**Tareas:**
A: Según el texto sobre el barrio de El Roble, ¿en qué año quedó esa área de Portugalete fuera de ordenación?
B: Transcriba literalmente el pasaje del texto sobre el barrio de El Roble que empieza en las palabras "Un proceso muy" y termina después de "de los hogares.".

**Texto proporcionado:**
Los vecinos del barrio vizcaíno de El Roble (Portugalete, Bizkaia) no pueden más. Están hartos. Tras más de 30 años de espera para su realojo en esta zona con problemas urbanísticos, las 30 familias del barrio verán la luz con la aprobación definitiva del Plan Especial del sector Sunc-1, que les garantiza el traslado.
Un proceso muy largo y complejo que les ha hecho perder la confianza, pues esta área del municipio de Portugalete se quedó, en 1991, fuera de ordenación. Año en el que les prometieron un realojo en nuevas viviendas de El Roble.
Sin embargo, se ha prolongado el traslado debido a la judicialización de este proyecto. Trabajos que iban a comenzar, supuestamente, en 2016. Será el próximo año cuando comiencen, finalmente, con la construcción de los hogares.

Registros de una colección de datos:
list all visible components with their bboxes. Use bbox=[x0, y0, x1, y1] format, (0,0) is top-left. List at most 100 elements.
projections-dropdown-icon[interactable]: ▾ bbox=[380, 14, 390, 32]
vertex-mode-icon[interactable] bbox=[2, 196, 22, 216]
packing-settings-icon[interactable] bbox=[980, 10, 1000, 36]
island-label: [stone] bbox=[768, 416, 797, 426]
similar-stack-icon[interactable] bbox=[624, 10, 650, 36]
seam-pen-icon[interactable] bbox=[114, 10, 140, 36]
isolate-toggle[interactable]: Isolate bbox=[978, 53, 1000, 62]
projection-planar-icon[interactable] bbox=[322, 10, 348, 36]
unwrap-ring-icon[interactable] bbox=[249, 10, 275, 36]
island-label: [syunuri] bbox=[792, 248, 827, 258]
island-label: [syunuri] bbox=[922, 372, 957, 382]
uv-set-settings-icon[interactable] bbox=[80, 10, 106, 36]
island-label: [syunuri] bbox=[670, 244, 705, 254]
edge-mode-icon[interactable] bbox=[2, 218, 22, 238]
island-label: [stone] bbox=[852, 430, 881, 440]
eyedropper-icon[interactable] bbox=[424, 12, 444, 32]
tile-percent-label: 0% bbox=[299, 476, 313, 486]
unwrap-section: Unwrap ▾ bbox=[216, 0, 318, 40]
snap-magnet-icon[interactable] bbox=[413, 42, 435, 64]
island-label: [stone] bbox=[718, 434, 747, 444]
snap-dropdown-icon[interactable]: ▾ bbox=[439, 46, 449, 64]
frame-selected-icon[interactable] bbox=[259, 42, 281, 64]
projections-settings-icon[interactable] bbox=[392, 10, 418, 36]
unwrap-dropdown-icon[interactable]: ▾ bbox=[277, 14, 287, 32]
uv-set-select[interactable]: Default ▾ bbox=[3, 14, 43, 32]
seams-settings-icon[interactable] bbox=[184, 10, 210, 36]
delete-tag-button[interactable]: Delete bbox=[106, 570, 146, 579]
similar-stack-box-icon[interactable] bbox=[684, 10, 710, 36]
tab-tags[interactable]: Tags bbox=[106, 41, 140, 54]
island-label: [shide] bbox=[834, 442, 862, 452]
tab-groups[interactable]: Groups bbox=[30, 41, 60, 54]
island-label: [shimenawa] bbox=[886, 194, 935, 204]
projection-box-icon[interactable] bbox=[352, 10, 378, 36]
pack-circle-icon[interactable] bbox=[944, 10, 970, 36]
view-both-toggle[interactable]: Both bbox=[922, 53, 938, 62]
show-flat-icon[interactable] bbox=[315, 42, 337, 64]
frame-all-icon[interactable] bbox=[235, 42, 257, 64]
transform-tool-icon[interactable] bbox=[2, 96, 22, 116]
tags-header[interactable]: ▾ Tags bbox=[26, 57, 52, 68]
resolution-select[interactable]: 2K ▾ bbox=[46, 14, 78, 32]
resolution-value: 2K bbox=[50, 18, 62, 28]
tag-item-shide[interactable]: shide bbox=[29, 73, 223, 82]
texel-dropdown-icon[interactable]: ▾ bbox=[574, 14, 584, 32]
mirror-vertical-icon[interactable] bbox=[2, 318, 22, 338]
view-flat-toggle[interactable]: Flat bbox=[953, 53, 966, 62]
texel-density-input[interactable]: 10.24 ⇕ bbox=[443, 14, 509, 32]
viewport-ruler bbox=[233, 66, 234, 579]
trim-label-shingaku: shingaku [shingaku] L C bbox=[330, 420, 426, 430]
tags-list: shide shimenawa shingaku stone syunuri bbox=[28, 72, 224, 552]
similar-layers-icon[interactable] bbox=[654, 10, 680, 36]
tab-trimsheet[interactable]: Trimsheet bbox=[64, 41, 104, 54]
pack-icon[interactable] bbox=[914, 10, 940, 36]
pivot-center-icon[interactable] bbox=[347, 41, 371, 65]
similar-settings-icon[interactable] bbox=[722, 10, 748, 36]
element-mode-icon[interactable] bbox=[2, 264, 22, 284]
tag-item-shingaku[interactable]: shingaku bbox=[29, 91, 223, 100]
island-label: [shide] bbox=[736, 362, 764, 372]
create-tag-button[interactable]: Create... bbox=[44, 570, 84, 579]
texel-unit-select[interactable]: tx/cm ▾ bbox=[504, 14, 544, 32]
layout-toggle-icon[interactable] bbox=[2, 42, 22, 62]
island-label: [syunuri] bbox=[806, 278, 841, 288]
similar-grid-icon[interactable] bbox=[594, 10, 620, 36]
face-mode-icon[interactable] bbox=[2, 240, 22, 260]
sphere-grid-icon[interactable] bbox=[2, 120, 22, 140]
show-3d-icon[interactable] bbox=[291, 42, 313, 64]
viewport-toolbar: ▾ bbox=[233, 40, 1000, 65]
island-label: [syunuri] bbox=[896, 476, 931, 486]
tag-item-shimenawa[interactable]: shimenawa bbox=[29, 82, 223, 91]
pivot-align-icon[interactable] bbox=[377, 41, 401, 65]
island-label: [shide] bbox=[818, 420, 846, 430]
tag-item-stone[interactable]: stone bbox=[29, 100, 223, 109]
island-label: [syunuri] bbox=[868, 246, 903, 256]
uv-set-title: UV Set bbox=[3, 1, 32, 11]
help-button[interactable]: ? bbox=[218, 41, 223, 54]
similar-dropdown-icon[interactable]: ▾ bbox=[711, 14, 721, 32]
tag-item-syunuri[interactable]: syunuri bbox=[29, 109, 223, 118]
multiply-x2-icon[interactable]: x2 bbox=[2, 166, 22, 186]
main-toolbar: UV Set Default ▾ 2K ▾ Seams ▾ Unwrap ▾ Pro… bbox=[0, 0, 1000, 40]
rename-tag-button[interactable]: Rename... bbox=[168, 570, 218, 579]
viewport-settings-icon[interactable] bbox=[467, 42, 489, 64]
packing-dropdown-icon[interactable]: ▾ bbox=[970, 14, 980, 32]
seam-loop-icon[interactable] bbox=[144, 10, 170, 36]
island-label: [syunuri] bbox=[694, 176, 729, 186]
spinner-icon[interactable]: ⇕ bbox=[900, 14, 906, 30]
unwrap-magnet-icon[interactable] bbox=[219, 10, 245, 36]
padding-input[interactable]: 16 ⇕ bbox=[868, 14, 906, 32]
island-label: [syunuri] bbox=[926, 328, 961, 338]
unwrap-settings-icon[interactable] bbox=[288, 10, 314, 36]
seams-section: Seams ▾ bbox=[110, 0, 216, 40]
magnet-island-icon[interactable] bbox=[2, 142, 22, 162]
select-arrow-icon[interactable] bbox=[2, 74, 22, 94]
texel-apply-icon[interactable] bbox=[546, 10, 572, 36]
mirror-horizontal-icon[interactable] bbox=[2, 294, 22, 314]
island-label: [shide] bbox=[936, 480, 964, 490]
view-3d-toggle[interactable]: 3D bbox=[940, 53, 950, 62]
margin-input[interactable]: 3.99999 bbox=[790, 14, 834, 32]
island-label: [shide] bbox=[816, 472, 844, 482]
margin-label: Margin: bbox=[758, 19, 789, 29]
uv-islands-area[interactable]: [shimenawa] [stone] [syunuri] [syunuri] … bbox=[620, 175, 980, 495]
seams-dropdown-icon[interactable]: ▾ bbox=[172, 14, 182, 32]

**Lista de respuestas:**
A: En 1991.

B:
Un proceso muy largo y complejo que les ha hecho perder la confianza, pues esta área del municipio de Portugalete se quedó, en 1991, fuera de ordenación. Año en el que les prometieron un realojo en nuevas viviendas de El Roble.
Sin embargo, se ha prolongado el traslado debido a la judicialización de este proyecto. Trabajos que iban a comenzar, supuestamente, en 2016. Será el próximo año cuando comiencen, finalmente, con la construcción de los hogares.